___ Entries shown
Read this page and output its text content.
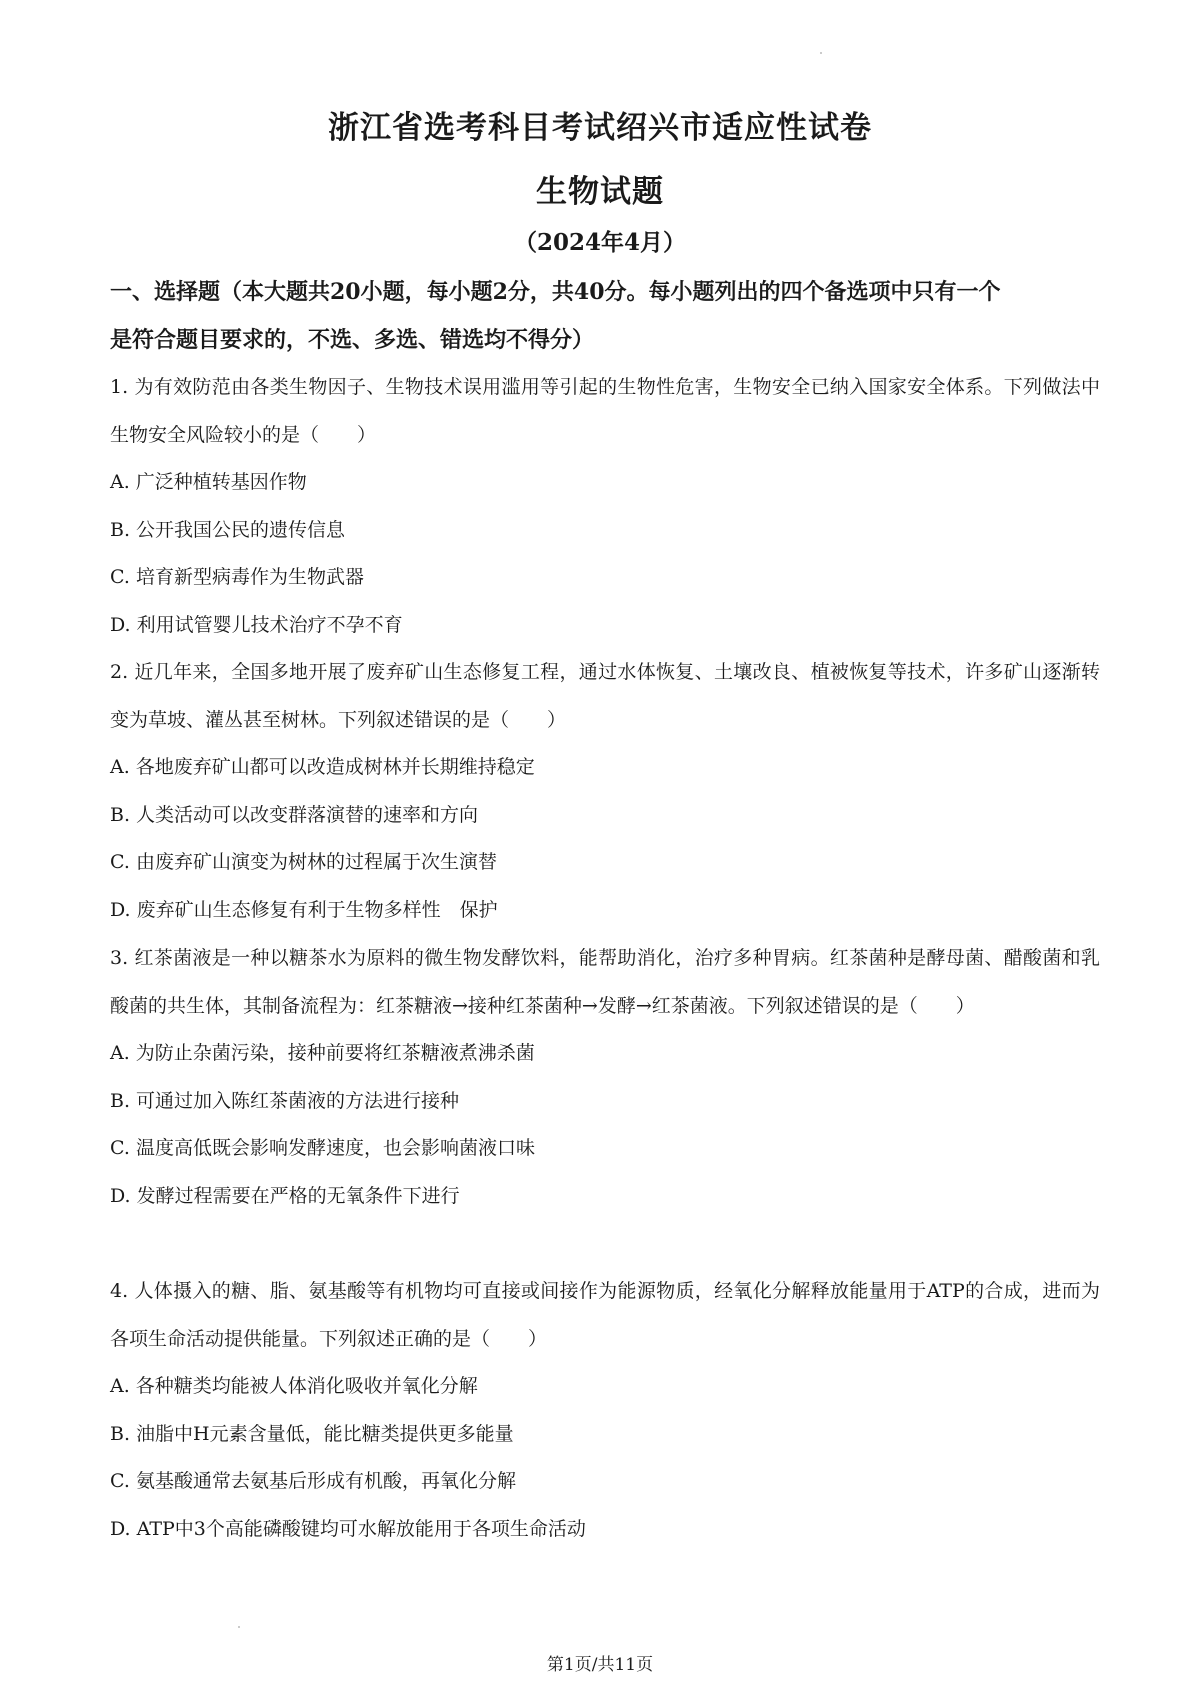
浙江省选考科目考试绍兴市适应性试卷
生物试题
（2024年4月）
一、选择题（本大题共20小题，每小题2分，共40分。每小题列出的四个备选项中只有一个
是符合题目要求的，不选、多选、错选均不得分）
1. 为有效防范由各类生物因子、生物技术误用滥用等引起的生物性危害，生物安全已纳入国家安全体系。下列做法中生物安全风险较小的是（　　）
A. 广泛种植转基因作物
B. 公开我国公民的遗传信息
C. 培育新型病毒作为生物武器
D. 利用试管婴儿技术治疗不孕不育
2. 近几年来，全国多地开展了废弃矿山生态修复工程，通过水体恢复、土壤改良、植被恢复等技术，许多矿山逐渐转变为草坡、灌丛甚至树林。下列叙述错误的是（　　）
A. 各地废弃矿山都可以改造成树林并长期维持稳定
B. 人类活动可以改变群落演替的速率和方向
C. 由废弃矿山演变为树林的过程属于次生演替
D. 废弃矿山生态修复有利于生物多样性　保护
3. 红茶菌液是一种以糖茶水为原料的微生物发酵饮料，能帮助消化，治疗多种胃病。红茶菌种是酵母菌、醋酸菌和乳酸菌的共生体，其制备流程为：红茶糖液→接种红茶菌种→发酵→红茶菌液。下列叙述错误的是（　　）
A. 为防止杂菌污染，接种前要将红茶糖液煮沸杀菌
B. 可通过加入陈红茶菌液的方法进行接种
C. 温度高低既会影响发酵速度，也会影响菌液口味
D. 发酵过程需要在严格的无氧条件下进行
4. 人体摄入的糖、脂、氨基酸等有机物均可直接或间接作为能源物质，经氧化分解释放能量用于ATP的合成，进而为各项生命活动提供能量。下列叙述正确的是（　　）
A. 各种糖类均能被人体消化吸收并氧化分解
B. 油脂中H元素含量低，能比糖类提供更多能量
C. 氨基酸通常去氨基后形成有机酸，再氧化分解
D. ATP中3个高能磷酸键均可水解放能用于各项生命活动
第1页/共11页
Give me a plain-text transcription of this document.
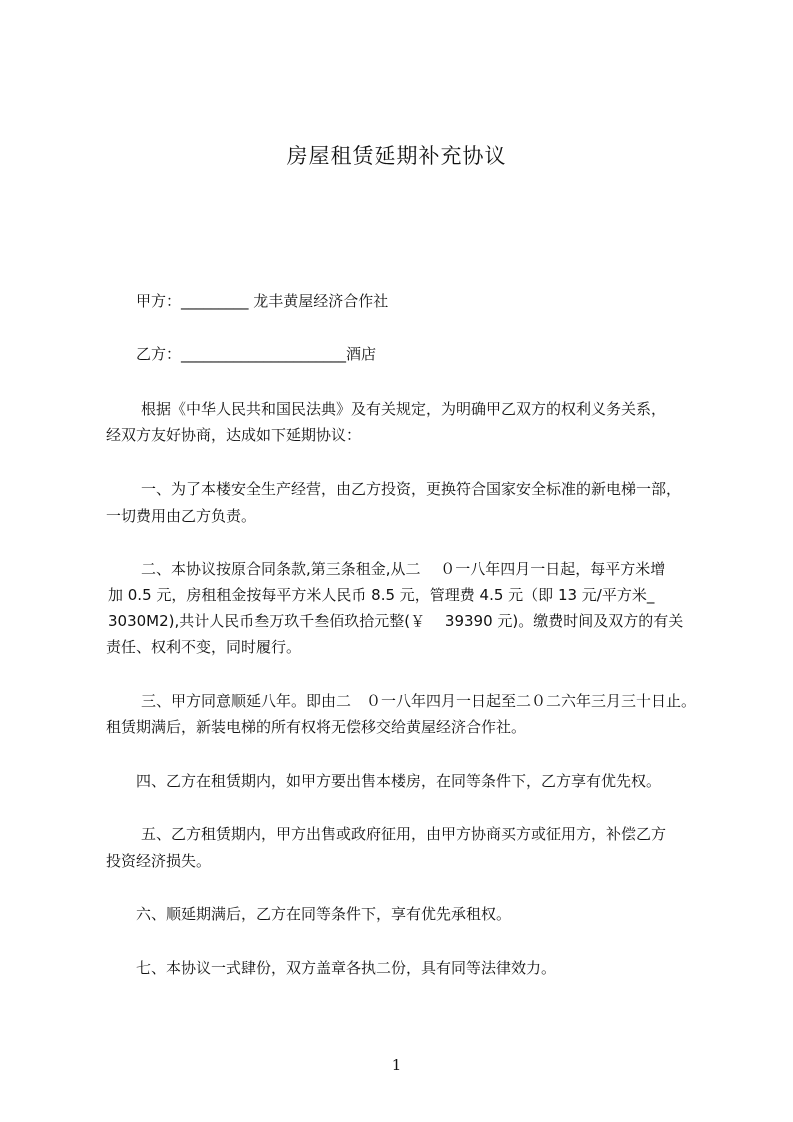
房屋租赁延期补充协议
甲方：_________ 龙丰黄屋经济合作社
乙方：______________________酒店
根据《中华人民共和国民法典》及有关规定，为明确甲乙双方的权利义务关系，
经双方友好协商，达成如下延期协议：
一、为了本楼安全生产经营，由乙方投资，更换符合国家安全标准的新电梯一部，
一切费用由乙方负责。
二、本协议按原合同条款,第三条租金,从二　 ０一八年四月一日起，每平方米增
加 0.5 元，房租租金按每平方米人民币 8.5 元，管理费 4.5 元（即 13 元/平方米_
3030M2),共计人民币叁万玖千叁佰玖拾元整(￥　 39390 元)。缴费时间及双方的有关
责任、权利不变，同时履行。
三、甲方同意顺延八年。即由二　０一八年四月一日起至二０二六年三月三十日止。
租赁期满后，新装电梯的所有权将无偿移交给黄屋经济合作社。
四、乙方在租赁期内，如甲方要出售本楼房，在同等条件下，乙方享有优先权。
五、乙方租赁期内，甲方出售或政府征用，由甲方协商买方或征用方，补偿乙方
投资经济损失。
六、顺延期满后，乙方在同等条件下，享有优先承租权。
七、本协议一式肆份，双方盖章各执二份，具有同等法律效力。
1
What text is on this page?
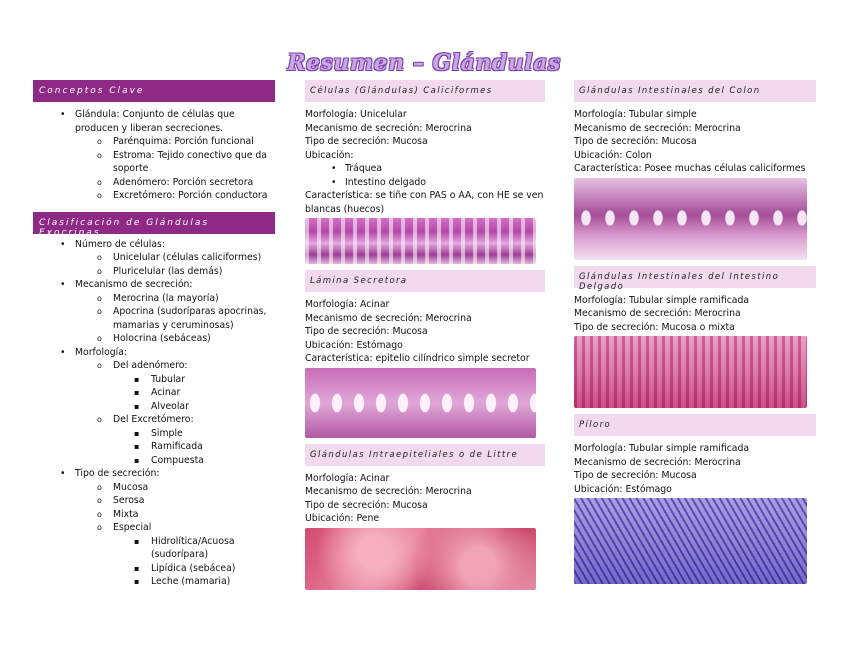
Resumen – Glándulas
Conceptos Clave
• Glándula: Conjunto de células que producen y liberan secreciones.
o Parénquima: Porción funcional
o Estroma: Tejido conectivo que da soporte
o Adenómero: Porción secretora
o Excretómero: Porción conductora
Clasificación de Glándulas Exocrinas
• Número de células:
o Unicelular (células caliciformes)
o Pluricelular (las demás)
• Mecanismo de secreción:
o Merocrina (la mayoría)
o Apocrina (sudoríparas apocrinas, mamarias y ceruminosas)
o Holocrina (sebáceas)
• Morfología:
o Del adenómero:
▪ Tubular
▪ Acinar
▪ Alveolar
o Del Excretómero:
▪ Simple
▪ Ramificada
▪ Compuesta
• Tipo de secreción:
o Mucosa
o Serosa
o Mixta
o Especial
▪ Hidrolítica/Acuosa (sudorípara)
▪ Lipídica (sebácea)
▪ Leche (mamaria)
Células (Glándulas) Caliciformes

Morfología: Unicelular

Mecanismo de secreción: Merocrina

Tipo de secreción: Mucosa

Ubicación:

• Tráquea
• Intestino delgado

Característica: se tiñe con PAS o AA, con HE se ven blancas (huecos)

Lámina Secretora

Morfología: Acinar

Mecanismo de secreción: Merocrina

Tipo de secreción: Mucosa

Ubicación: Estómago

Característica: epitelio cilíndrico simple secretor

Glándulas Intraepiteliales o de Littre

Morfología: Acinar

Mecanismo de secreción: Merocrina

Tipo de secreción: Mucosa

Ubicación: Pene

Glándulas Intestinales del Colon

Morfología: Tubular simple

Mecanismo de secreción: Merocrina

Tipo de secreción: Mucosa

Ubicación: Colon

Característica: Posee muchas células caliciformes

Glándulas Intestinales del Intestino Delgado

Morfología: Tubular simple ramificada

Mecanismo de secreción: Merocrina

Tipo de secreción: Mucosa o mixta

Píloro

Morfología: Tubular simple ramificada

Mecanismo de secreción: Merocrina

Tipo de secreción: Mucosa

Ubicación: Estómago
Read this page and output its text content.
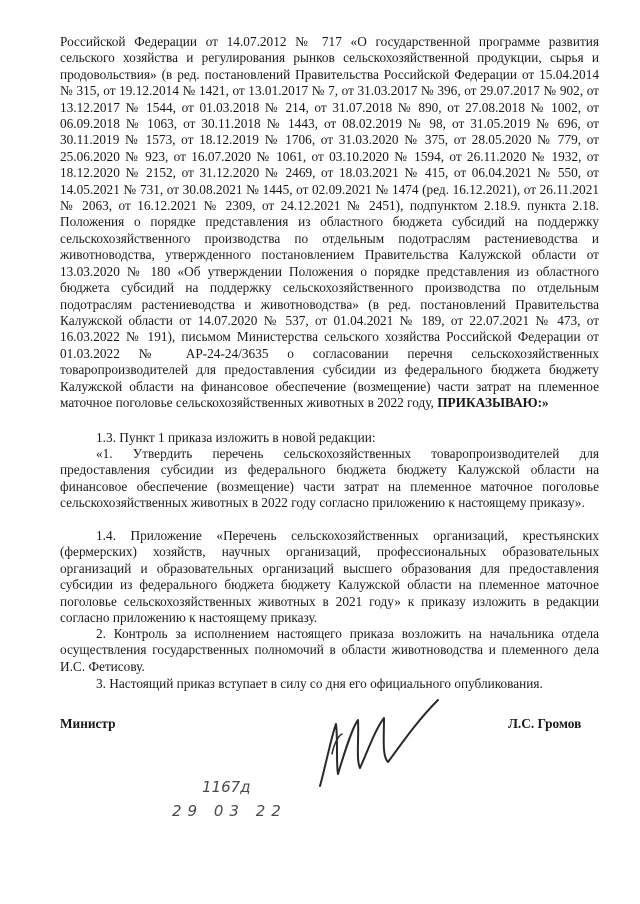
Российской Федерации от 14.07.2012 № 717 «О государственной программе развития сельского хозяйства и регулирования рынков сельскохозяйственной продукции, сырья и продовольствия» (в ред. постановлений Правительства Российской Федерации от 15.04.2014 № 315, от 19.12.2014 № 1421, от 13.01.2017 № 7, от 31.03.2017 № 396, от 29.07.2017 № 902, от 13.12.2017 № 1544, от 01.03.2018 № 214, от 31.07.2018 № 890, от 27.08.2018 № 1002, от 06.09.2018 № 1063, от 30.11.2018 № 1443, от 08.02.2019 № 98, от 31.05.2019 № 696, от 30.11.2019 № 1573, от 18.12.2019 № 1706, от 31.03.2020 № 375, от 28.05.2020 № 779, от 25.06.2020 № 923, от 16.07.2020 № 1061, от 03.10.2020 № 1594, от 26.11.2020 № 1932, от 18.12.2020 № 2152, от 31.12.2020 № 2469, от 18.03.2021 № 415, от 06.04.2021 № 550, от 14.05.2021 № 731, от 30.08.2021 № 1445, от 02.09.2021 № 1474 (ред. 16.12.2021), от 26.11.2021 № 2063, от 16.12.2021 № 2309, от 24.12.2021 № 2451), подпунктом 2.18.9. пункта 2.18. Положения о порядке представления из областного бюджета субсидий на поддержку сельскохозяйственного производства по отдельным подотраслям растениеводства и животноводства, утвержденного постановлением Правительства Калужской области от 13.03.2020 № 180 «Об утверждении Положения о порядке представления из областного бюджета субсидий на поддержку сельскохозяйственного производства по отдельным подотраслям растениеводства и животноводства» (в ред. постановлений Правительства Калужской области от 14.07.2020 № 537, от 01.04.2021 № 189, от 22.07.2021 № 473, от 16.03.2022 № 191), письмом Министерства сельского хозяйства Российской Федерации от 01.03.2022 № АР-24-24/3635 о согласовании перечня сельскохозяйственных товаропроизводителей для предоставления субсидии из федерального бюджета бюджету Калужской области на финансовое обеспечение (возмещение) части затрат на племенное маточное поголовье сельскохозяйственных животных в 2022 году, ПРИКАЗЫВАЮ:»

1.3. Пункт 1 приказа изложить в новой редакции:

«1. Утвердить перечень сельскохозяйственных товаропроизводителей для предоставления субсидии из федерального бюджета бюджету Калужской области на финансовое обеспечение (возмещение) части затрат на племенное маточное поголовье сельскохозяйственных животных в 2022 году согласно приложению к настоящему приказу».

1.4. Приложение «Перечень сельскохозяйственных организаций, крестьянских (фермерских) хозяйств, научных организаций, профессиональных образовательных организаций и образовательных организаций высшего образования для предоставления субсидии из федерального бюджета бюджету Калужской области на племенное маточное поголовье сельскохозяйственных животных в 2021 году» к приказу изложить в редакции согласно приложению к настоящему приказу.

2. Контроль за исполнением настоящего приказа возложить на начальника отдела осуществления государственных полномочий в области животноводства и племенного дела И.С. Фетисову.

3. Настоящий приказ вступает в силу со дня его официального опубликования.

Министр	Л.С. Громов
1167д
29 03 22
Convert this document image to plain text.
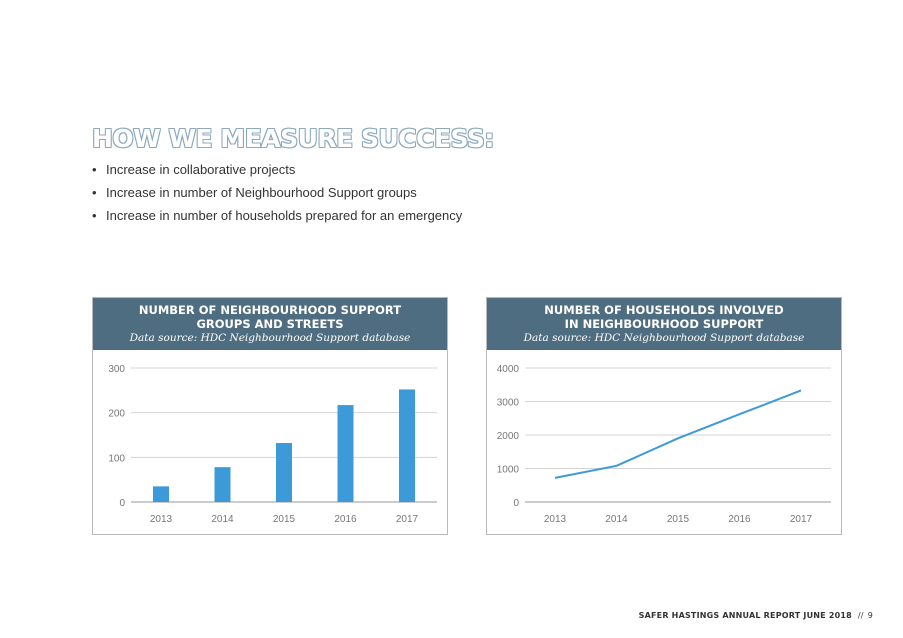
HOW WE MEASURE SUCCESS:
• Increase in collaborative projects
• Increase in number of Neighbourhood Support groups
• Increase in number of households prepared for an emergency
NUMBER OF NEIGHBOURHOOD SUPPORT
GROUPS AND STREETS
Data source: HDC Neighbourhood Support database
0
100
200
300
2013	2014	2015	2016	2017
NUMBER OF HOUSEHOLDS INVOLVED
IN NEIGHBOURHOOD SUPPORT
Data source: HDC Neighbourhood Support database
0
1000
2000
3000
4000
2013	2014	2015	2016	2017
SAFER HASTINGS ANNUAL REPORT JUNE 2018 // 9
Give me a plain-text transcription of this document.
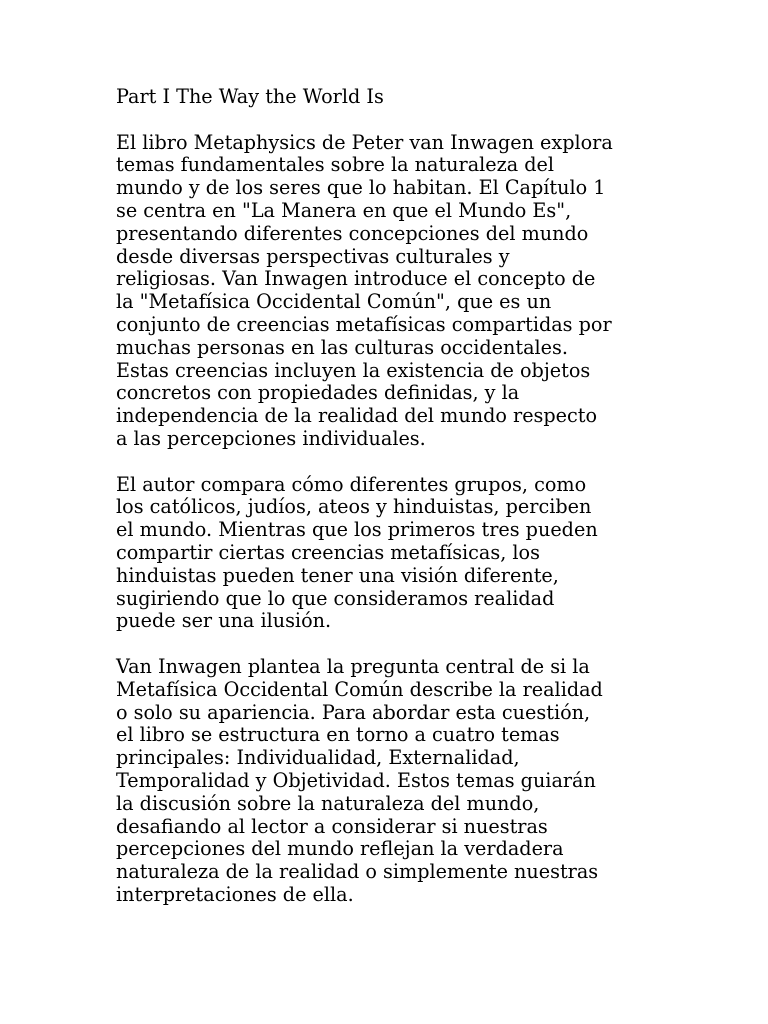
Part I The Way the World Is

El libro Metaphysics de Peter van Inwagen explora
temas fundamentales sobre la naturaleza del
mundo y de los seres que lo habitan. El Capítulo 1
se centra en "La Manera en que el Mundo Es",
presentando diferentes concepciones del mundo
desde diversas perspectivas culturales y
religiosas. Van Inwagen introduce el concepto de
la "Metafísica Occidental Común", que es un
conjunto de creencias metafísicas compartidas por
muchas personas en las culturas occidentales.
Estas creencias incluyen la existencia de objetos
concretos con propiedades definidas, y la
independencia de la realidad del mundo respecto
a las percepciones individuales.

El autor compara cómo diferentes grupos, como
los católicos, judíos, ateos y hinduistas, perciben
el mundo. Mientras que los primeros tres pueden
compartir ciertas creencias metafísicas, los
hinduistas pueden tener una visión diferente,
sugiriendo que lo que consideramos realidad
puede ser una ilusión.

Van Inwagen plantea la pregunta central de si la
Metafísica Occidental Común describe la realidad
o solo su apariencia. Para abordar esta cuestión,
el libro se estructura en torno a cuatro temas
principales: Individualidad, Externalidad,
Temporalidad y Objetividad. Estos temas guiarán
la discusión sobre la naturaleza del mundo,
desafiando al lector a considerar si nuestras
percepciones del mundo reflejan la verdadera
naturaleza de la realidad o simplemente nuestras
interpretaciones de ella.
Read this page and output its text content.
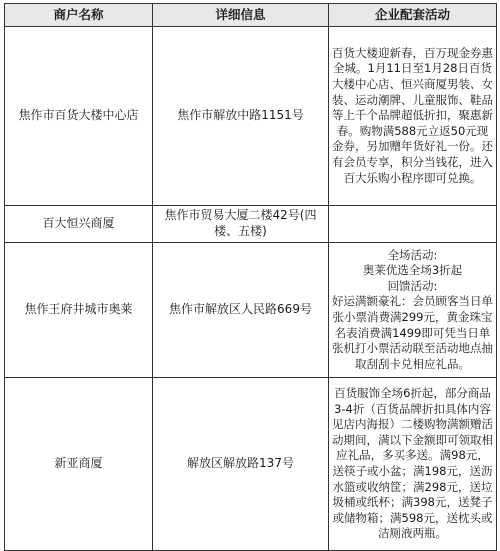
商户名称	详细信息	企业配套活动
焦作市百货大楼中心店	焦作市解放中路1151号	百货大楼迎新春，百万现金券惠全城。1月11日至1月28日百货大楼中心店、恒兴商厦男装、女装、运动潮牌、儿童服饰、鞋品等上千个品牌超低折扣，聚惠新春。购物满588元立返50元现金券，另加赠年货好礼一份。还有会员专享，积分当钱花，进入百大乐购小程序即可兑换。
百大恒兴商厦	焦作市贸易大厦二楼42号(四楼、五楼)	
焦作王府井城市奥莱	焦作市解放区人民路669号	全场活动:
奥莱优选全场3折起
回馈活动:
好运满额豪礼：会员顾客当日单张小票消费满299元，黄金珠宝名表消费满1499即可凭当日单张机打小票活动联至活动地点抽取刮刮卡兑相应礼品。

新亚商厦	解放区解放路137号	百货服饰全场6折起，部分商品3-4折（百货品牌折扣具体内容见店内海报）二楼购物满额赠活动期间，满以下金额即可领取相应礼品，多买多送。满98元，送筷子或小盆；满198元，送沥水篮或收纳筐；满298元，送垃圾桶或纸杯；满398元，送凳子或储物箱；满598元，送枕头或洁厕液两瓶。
______
__Exercise details__:
State, as a number only, how many lines in the entries include "metafísicas".

__Answer for the task__:
2